### WRITTEN INSTRUCTION
Copy out the lines of the data verbatim, starting at the line that contains "nutrition-row-leader — [1372, 586, 1986, 590]" and ending at the line that contains "nutrition-row-value: 0,015* —", with both of those lines included.

··· STORED ROWS ···

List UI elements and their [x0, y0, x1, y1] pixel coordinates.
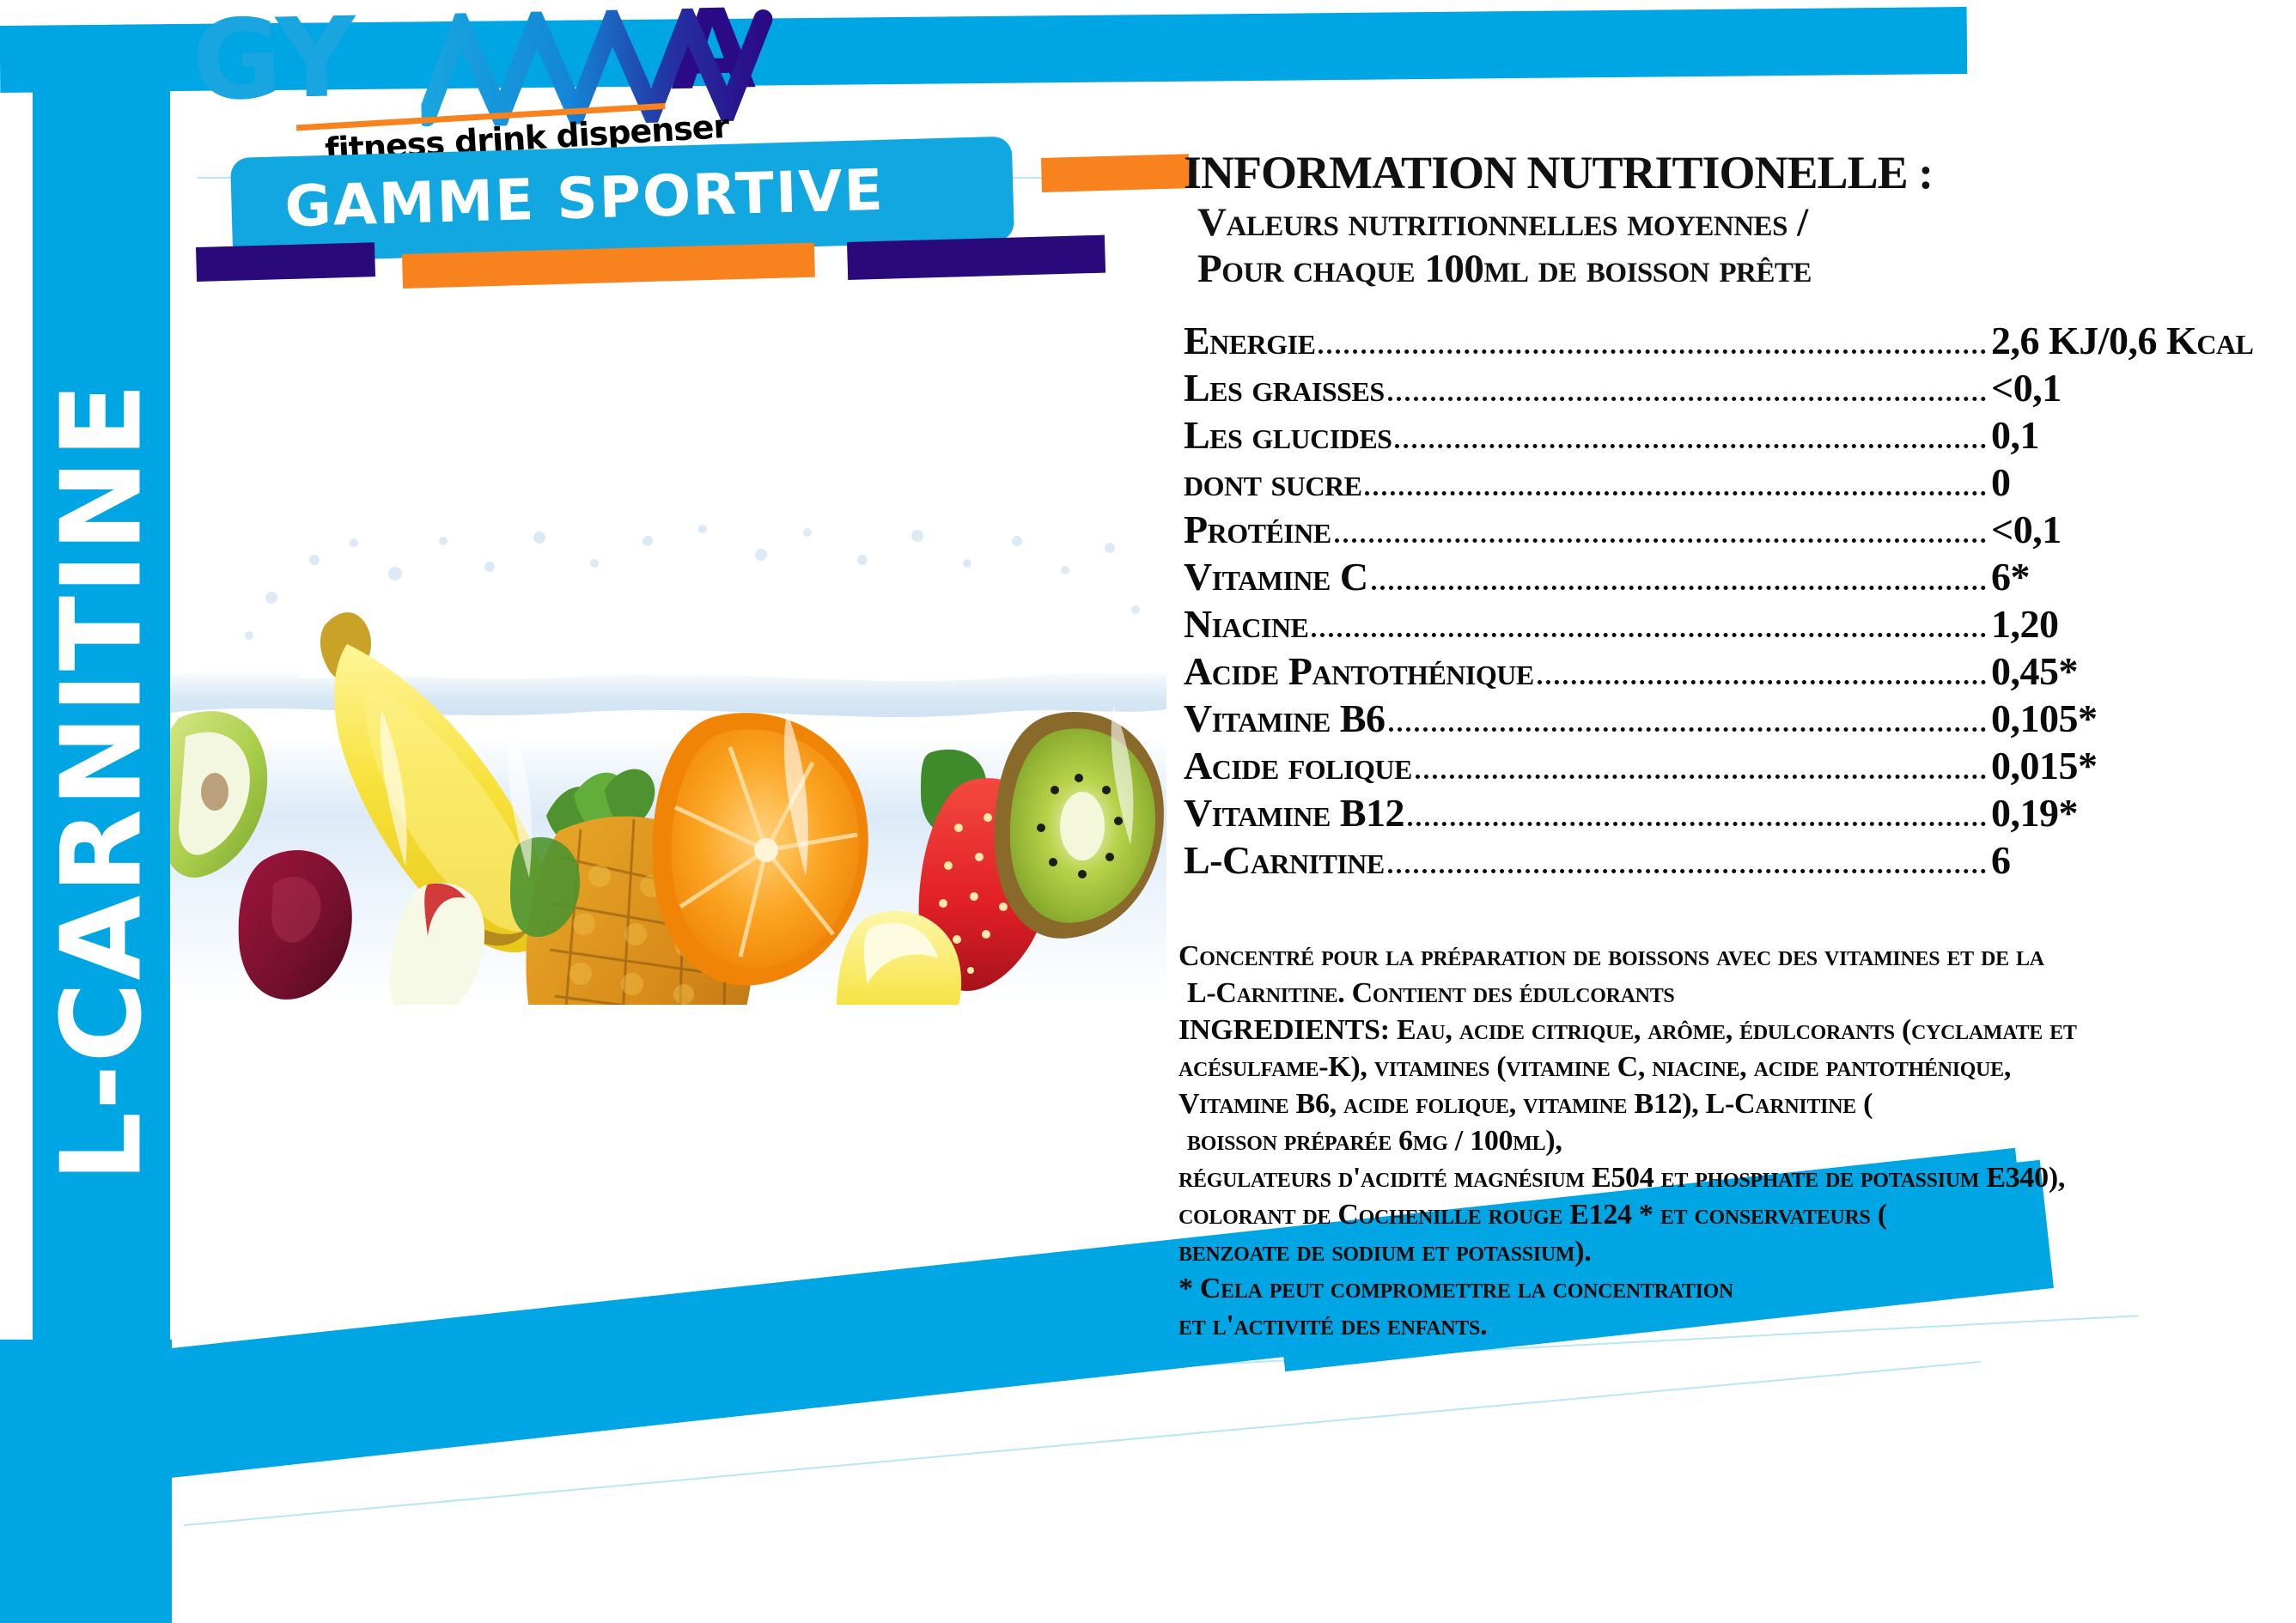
nutrition-row-leader — [1372, 586, 1986, 590]
nutrition-row-label: Acide Pantothénique — [1184, 648, 1534, 694]
nutrition-row-leader — [1388, 869, 1986, 873]
nutrition-row-value: 0 — [1991, 459, 2283, 505]
nutrition-row-value: 0,015* — [1991, 743, 2283, 788]
nutrition-subtitle-1: Valeurs nutritionnelles moyennes / — [1197, 199, 2275, 246]
nutrition-table: Energie2,6 KJ/0,6 KcalLes graisses<0,1Le… — [1184, 318, 2283, 884]
nutrition-row-leader — [1408, 822, 1986, 826]
nutrition-row-label: L-Carnitine — [1184, 837, 1385, 883]
nutrition-row: Les graisses<0,1 — [1184, 365, 2283, 412]
nutrition-row-value: 0,105* — [1991, 696, 2283, 741]
nutrition-row: Energie2,6 KJ/0,6 Kcal — [1184, 318, 2283, 365]
nutrition-title: INFORMATION NUTRITIONELLE : — [1184, 146, 2275, 199]
nutrition-row-value: 0,1 — [1991, 412, 2283, 458]
nutrition-row-leader — [1319, 350, 1986, 354]
label-canvas: L-CARNITINE GYMMMA fitness drink dispens… — [0, 0, 2296, 1623]
logo-gy-text: GY — [191, 0, 354, 125]
nutrition-row-label: Les graisses — [1184, 365, 1385, 410]
nutrition-row-label: Protéine — [1184, 507, 1331, 552]
nutrition-row-leader — [1416, 775, 1986, 779]
nutrition-row-leader — [1395, 444, 1986, 448]
ingredients-line: L-Carnitine. Contient des édulcorants — [1187, 975, 2287, 1012]
fruit-splash-photo — [170, 507, 1166, 1005]
nutrition-row-label: Vitamine B6 — [1184, 696, 1386, 741]
nutrition-row-leader — [1389, 727, 1986, 732]
nutrition-row: L-Carnitine6 — [1184, 837, 2283, 884]
nutrition-row-value: <0,1 — [1991, 507, 2283, 552]
nutrition-row-label: Vitamine C — [1184, 554, 1368, 599]
nutrition-row-leader — [1388, 397, 1986, 401]
nutrition-row: Vitamine B60,105* — [1184, 696, 2283, 743]
brand-logo: GYMMMA fitness drink dispenser — [191, 0, 812, 144]
accent-bar-orange-top — [1041, 154, 1190, 192]
ingredients-line: benzoate de sodium et potassium). — [1178, 1233, 2287, 1270]
nutrition-row: Les glucides0,1 — [1184, 412, 2283, 459]
nutrition-row: Vitamine B120,19* — [1184, 790, 2283, 837]
nutrition-row-leader — [1335, 538, 1986, 543]
ingredients-line: et l'activité des enfants. — [1178, 1307, 2287, 1344]
accent-bar-navy-right — [847, 235, 1105, 280]
nutrition-row: Protéine<0,1 — [1184, 507, 2283, 554]
ingredients-line: colorant de Cochenille rouge E124 * et c… — [1178, 1196, 2287, 1233]
nutrition-row-label: Acide folique — [1184, 743, 1412, 788]
vertical-product-label: L-CARNITINE — [39, 381, 167, 1182]
ingredients-line: Concentré pour la préparation de boisson… — [1178, 938, 2287, 975]
ingredients-line: * Cela peut compromettre la concentratio… — [1178, 1270, 2287, 1307]
range-banner-label: GAMME SPORTIVE — [284, 157, 886, 240]
ingredients-line: acésulfame-K), vitamines (vitamine C, ni… — [1178, 1049, 2287, 1085]
nutrition-row-value: 6* — [1991, 554, 2283, 599]
nutrition-row-value: 0,45* — [1991, 648, 2283, 694]
nutrition-row-value: <0,1 — [1991, 365, 2283, 410]
nutrition-row: Acide Pantothénique0,45* — [1184, 648, 2283, 696]
ingredients-line: régulateurs d'acidité magnésium E504 et … — [1178, 1159, 2287, 1196]
vertical-product-name: L-CARNITINE — [34, 223, 170, 1340]
nutrition-subtitle-2: Pour chaque 100ml de boisson prête — [1197, 246, 2275, 292]
nutrition-row-leader — [1365, 491, 1986, 495]
nutrition-row-label: Les glucides — [1184, 412, 1392, 458]
accent-bar-navy-left — [196, 242, 375, 282]
nutrition-row-label: Niacine — [1184, 601, 1308, 647]
ingredients-block: Concentré pour la préparation de boisson… — [1178, 938, 2287, 1344]
nutrition-row-value: 0,19* — [1991, 790, 2283, 836]
nutrition-row-value: 1,20 — [1991, 601, 2283, 647]
nutrition-row-label: dont sucre — [1184, 459, 1361, 505]
nutrition-row-value: 6 — [1991, 837, 2283, 883]
nutrition-row-label: Energie — [1184, 318, 1315, 363]
nutrition-row: Acide folique0,015* — [1184, 743, 2283, 790]
nutrition-row: Niacine1,20 — [1184, 601, 2283, 648]
ingredients-line: INGREDIENTS: Eau, acide citrique, arôme,… — [1178, 1012, 2287, 1049]
nutrition-row: dont sucre0 — [1184, 459, 2283, 507]
ingredients-line: Vitamine B6, acide folique, vitamine B12… — [1178, 1085, 2287, 1122]
nutrition-header: INFORMATION NUTRITIONELLE : Valeurs nutr… — [1184, 146, 2275, 292]
ingredients-line: boisson préparée 6mg / 100ml), — [1187, 1122, 2287, 1159]
nutrition-row-value: 2,6 KJ/0,6 Kcal — [1991, 318, 2283, 363]
nutrition-row: Vitamine C6* — [1184, 554, 2283, 601]
nutrition-row-label: Vitamine B12 — [1184, 790, 1404, 836]
nutrition-row-leader — [1312, 633, 1986, 637]
nutrition-row-leader — [1538, 680, 1986, 684]
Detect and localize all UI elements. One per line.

···

### CORRECT OUTPUT
nutrition-row-leader — [1372, 586, 1986, 590]
nutrition-row-label: Acide Pantothénique — [1184, 648, 1534, 694]
nutrition-row-leader — [1388, 869, 1986, 873]
nutrition-row-value: 0 — [1991, 459, 2283, 505]
nutrition-row-value: 0,015* — [1991, 743, 2283, 788]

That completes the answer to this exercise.